(Records about charts and figures)
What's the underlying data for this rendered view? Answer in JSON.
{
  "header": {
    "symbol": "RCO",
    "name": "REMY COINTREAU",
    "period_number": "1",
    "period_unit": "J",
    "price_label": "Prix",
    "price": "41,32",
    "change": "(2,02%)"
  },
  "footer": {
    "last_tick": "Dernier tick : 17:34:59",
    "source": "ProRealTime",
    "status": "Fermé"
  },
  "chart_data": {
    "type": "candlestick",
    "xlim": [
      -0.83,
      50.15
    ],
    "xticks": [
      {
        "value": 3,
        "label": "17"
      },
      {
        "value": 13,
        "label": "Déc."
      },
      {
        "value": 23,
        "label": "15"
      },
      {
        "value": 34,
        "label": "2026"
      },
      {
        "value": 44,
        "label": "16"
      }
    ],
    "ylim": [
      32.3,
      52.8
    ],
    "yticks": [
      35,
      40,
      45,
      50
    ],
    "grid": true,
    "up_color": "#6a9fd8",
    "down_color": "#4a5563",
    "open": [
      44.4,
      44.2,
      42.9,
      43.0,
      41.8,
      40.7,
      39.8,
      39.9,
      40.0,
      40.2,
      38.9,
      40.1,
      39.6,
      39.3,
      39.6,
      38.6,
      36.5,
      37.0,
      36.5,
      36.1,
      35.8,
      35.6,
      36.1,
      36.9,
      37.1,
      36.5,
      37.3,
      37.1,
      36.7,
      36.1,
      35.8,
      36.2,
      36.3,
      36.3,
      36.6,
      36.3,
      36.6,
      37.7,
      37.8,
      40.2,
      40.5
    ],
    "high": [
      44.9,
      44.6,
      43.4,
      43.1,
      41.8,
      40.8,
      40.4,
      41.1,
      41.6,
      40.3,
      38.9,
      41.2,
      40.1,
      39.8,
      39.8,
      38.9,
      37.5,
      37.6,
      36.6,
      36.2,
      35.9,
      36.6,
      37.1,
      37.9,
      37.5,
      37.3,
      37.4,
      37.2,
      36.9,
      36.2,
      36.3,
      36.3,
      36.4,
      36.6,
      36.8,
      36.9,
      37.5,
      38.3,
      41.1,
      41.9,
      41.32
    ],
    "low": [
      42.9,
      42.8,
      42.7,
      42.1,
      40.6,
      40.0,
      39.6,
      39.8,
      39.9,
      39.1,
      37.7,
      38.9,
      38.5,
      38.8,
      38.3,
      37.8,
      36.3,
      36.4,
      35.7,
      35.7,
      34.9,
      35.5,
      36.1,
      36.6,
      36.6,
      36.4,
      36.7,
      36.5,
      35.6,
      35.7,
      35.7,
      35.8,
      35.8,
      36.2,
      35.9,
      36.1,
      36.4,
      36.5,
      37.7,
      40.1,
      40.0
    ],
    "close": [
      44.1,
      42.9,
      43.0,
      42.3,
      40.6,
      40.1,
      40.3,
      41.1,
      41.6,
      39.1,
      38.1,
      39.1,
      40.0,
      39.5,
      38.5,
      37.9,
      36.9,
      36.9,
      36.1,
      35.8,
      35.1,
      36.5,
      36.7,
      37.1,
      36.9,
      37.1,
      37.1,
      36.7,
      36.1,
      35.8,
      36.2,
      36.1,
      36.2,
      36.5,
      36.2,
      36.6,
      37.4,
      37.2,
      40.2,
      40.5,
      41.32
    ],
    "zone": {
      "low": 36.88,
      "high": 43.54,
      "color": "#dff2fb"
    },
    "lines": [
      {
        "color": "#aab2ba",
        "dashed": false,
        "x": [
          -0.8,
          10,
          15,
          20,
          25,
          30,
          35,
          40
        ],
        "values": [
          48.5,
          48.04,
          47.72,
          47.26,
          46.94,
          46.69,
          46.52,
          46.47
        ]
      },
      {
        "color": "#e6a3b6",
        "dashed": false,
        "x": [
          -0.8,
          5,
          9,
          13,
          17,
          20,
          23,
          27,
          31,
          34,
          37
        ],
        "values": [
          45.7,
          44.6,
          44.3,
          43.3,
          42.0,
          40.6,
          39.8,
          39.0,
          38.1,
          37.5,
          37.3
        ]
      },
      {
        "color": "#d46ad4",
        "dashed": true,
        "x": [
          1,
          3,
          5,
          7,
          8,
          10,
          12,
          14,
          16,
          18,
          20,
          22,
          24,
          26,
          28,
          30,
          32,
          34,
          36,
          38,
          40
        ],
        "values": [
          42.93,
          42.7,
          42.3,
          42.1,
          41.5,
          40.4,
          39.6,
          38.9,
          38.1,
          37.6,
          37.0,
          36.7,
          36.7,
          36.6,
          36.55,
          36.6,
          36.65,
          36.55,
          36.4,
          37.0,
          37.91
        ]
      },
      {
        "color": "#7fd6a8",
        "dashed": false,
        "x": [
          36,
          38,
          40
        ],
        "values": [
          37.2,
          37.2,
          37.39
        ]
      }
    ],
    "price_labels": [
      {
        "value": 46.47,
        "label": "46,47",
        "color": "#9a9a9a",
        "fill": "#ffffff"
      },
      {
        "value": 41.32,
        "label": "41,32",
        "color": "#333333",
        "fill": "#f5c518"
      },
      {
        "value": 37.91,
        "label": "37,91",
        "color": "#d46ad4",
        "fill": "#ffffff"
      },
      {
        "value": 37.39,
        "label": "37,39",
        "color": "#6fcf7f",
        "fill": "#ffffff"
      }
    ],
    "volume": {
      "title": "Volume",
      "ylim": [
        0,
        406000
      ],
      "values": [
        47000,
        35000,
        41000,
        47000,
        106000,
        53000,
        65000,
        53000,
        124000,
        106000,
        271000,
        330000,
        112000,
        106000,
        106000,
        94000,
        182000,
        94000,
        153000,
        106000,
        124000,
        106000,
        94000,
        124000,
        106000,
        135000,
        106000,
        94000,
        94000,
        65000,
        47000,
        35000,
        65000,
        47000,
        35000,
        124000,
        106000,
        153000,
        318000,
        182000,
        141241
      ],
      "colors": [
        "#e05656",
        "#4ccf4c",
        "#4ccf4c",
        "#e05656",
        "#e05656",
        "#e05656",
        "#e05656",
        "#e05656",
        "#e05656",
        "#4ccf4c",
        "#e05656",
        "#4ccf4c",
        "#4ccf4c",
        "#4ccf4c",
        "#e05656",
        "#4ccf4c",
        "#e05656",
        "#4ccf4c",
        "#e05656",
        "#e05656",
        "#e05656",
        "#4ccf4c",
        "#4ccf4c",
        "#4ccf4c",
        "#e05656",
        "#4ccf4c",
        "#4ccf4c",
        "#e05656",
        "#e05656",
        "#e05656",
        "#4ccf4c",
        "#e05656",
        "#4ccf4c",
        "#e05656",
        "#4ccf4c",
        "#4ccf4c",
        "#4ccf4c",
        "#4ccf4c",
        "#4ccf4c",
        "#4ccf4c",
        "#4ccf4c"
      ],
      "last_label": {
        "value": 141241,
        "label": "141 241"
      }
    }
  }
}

What to work on —
Take the entries above and transcribe them in full.

Task response —
What's the underlying data for this rendered view? Answer in JSON.
{
  "header": {
    "symbol": "RCO",
    "name": "REMY COINTREAU",
    "period_number": "1",
    "period_unit": "J",
    "price_label": "Prix",
    "price": "41,32",
    "change": "(2,02%)"
  },
  "footer": {
    "last_tick": "Dernier tick : 17:34:59",
    "source": "ProRealTime",
    "status": "Fermé"
  },
  "chart_data": {
    "type": "candlestick",
    "xlim": [
      -0.83,
      50.15
    ],
    "xticks": [
      {
        "value": 3,
        "label": "17"
      },
      {
        "value": 13,
        "label": "Déc."
      },
      {
        "value": 23,
        "label": "15"
      },
      {
        "value": 34,
        "label": "2026"
      },
      {
        "value": 44,
        "label": "16"
      }
    ],
    "ylim": [
      32.3,
      52.8
    ],
    "yticks": [
      35,
      40,
      45,
      50
    ],
    "grid": true,
    "up_color": "#6a9fd8",
    "down_color": "#4a5563",
    "open": [
      44.4,
      44.2,
      42.9,
      43.0,
      41.8,
      40.7,
      39.8,
      39.9,
      40.0,
      40.2,
      38.9,
      40.1,
      39.6,
      39.3,
      39.6,
      38.6,
      36.5,
      37.0,
      36.5,
      36.1,
      35.8,
      35.6,
      36.1,
      36.9,
      37.1,
      36.5,
      37.3,
      37.1,
      36.7,
      36.1,
      35.8,
      36.2,
      36.3,
      36.3,
      36.6,
      36.3,
      36.6,
      37.7,
      37.8,
      40.2,
      40.5
    ],
    "high": [
      44.9,
      44.6,
      43.4,
      43.1,
      41.8,
      40.8,
      40.4,
      41.1,
      41.6,
      40.3,
      38.9,
      41.2,
      40.1,
      39.8,
      39.8,
      38.9,
      37.5,
      37.6,
      36.6,
      36.2,
      35.9,
      36.6,
      37.1,
      37.9,
      37.5,
      37.3,
      37.4,
      37.2,
      36.9,
      36.2,
      36.3,
      36.3,
      36.4,
      36.6,
      36.8,
      36.9,
      37.5,
      38.3,
      41.1,
      41.9,
      41.32
    ],
    "low": [
      42.9,
      42.8,
      42.7,
      42.1,
      40.6,
      40.0,
      39.6,
      39.8,
      39.9,
      39.1,
      37.7,
      38.9,
      38.5,
      38.8,
      38.3,
      37.8,
      36.3,
      36.4,
      35.7,
      35.7,
      34.9,
      35.5,
      36.1,
      36.6,
      36.6,
      36.4,
      36.7,
      36.5,
      35.6,
      35.7,
      35.7,
      35.8,
      35.8,
      36.2,
      35.9,
      36.1,
      36.4,
      36.5,
      37.7,
      40.1,
      40.0
    ],
    "close": [
      44.1,
      42.9,
      43.0,
      42.3,
      40.6,
      40.1,
      40.3,
      41.1,
      41.6,
      39.1,
      38.1,
      39.1,
      40.0,
      39.5,
      38.5,
      37.9,
      36.9,
      36.9,
      36.1,
      35.8,
      35.1,
      36.5,
      36.7,
      37.1,
      36.9,
      37.1,
      37.1,
      36.7,
      36.1,
      35.8,
      36.2,
      36.1,
      36.2,
      36.5,
      36.2,
      36.6,
      37.4,
      37.2,
      40.2,
      40.5,
      41.32
    ],
    "zone": {
      "low": 36.88,
      "high": 43.54,
      "color": "#dff2fb"
    },
    "lines": [
      {
        "color": "#aab2ba",
        "dashed": false,
        "x": [
          -0.8,
          10,
          15,
          20,
          25,
          30,
          35,
          40
        ],
        "values": [
          48.5,
          48.04,
          47.72,
          47.26,
          46.94,
          46.69,
          46.52,
          46.47
        ]
      },
      {
        "color": "#e6a3b6",
        "dashed": false,
        "x": [
          -0.8,
          5,
          9,
          13,
          17,
          20,
          23,
          27,
          31,
          34,
          37
        ],
        "values": [
          45.7,
          44.6,
          44.3,
          43.3,
          42.0,
          40.6,
          39.8,
          39.0,
          38.1,
          37.5,
          37.3
        ]
      },
      {
        "color": "#d46ad4",
        "dashed": true,
        "x": [
          1,
          3,
          5,
          7,
          8,
          10,
          12,
          14,
          16,
          18,
          20,
          22,
          24,
          26,
          28,
          30,
          32,
          34,
          36,
          38,
          40
        ],
        "values": [
          42.93,
          42.7,
          42.3,
          42.1,
          41.5,
          40.4,
          39.6,
          38.9,
          38.1,
          37.6,
          37.0,
          36.7,
          36.7,
          36.6,
          36.55,
          36.6,
          36.65,
          36.55,
          36.4,
          37.0,
          37.91
        ]
      },
      {
        "color": "#7fd6a8",
        "dashed": false,
        "x": [
          36,
          38,
          40
        ],
        "values": [
          37.2,
          37.2,
          37.39
        ]
      }
    ],
    "price_labels": [
      {
        "value": 46.47,
        "label": "46,47",
        "color": "#9a9a9a",
        "fill": "#ffffff"
      },
      {
        "value": 41.32,
        "label": "41,32",
        "color": "#333333",
        "fill": "#f5c518"
      },
      {
        "value": 37.91,
        "label": "37,91",
        "color": "#d46ad4",
        "fill": "#ffffff"
      },
      {
        "value": 37.39,
        "label": "37,39",
        "color": "#6fcf7f",
        "fill": "#ffffff"
      }
    ],
    "volume": {
      "title": "Volume",
      "ylim": [
        0,
        406000
      ],
      "values": [
        47000,
        35000,
        41000,
        47000,
        106000,
        53000,
        65000,
        53000,
        124000,
        106000,
        271000,
        330000,
        112000,
        106000,
        106000,
        94000,
        182000,
        94000,
        153000,
        106000,
        124000,
        106000,
        94000,
        124000,
        106000,
        135000,
        106000,
        94000,
        94000,
        65000,
        47000,
        35000,
        65000,
        47000,
        35000,
        124000,
        106000,
        153000,
        318000,
        182000,
        141241
      ],
      "colors": [
        "#e05656",
        "#4ccf4c",
        "#4ccf4c",
        "#e05656",
        "#e05656",
        "#e05656",
        "#e05656",
        "#e05656",
        "#e05656",
        "#4ccf4c",
        "#e05656",
        "#4ccf4c",
        "#4ccf4c",
        "#4ccf4c",
        "#e05656",
        "#4ccf4c",
        "#e05656",
        "#4ccf4c",
        "#e05656",
        "#e05656",
        "#e05656",
        "#4ccf4c",
        "#4ccf4c",
        "#4ccf4c",
        "#e05656",
        "#4ccf4c",
        "#4ccf4c",
        "#e05656",
        "#e05656",
        "#e05656",
        "#4ccf4c",
        "#e05656",
        "#4ccf4c",
        "#e05656",
        "#4ccf4c",
        "#4ccf4c",
        "#4ccf4c",
        "#4ccf4c",
        "#4ccf4c",
        "#4ccf4c",
        "#4ccf4c"
      ],
      "last_label": {
        "value": 141241,
        "label": "141 241"
      }
    }
  }
}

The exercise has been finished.